Task to carry out: Copy each line in the data that includes the word "estoit".
Start Task data
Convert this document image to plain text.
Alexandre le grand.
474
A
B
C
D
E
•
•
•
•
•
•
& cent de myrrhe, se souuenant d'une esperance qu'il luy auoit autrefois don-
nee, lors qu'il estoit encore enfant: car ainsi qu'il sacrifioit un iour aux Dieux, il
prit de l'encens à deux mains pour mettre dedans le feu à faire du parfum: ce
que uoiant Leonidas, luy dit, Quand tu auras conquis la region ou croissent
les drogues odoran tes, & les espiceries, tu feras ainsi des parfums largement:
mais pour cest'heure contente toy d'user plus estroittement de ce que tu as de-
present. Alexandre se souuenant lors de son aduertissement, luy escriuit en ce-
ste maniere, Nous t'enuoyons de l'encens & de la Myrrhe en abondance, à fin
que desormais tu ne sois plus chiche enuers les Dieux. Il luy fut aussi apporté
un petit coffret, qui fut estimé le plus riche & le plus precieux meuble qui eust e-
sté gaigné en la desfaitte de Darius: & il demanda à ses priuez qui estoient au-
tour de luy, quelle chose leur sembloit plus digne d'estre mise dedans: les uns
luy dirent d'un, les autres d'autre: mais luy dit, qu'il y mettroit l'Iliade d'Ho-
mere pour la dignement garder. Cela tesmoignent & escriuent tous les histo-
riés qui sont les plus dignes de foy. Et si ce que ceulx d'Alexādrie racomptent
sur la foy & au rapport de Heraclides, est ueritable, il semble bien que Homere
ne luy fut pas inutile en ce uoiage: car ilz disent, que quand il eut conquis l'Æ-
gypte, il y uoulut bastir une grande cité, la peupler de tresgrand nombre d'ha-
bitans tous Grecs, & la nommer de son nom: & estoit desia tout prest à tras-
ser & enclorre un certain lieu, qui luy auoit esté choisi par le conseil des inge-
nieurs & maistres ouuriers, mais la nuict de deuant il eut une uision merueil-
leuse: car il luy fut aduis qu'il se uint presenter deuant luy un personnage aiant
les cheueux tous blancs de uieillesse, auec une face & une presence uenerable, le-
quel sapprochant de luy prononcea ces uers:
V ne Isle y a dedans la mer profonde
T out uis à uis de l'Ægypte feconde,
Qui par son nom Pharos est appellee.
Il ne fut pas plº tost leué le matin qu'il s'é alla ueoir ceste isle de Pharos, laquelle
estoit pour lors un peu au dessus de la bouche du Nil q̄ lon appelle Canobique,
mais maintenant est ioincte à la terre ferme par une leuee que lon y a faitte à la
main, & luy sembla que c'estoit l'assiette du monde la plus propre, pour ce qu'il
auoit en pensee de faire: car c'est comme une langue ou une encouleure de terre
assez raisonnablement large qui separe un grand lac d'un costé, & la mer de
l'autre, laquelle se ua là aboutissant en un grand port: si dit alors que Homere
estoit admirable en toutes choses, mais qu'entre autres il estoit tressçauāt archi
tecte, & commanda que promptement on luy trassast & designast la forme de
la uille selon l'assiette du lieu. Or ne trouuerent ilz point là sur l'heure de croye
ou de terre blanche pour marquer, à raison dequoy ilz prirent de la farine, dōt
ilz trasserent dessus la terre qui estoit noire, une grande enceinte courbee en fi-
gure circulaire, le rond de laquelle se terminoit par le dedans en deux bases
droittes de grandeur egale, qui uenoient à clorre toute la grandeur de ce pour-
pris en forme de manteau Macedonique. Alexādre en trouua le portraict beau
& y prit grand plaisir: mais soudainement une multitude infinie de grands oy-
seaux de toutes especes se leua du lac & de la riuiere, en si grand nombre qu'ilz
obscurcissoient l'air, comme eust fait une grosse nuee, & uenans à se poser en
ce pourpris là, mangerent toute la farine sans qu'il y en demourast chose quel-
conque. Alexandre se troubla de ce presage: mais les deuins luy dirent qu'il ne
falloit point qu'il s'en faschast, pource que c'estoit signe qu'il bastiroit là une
End Task data
Solution for this exercise:
nee, lors qu'il estoit encore enfant: car ainsi qu'il sacrifioit un iour aux Dieux, il
bitans tous Grecs, & la nommer de son nom: & estoit desia tout prest à tras-
estoit pour lors un peu au dessus de la bouche du Nil q̄ lon appelle Canobique,
main, & luy sembla que c'estoit l'assiette du monde la plus propre, pour ce qu'il
estoit admirable en toutes choses, mais qu'entre autres il estoit tressçauāt archi
ilz trasserent dessus la terre qui estoit noire, une grande enceinte courbee en fi-
falloit point qu'il s'en faschast, pource que c'estoit signe qu'il bastiroit là une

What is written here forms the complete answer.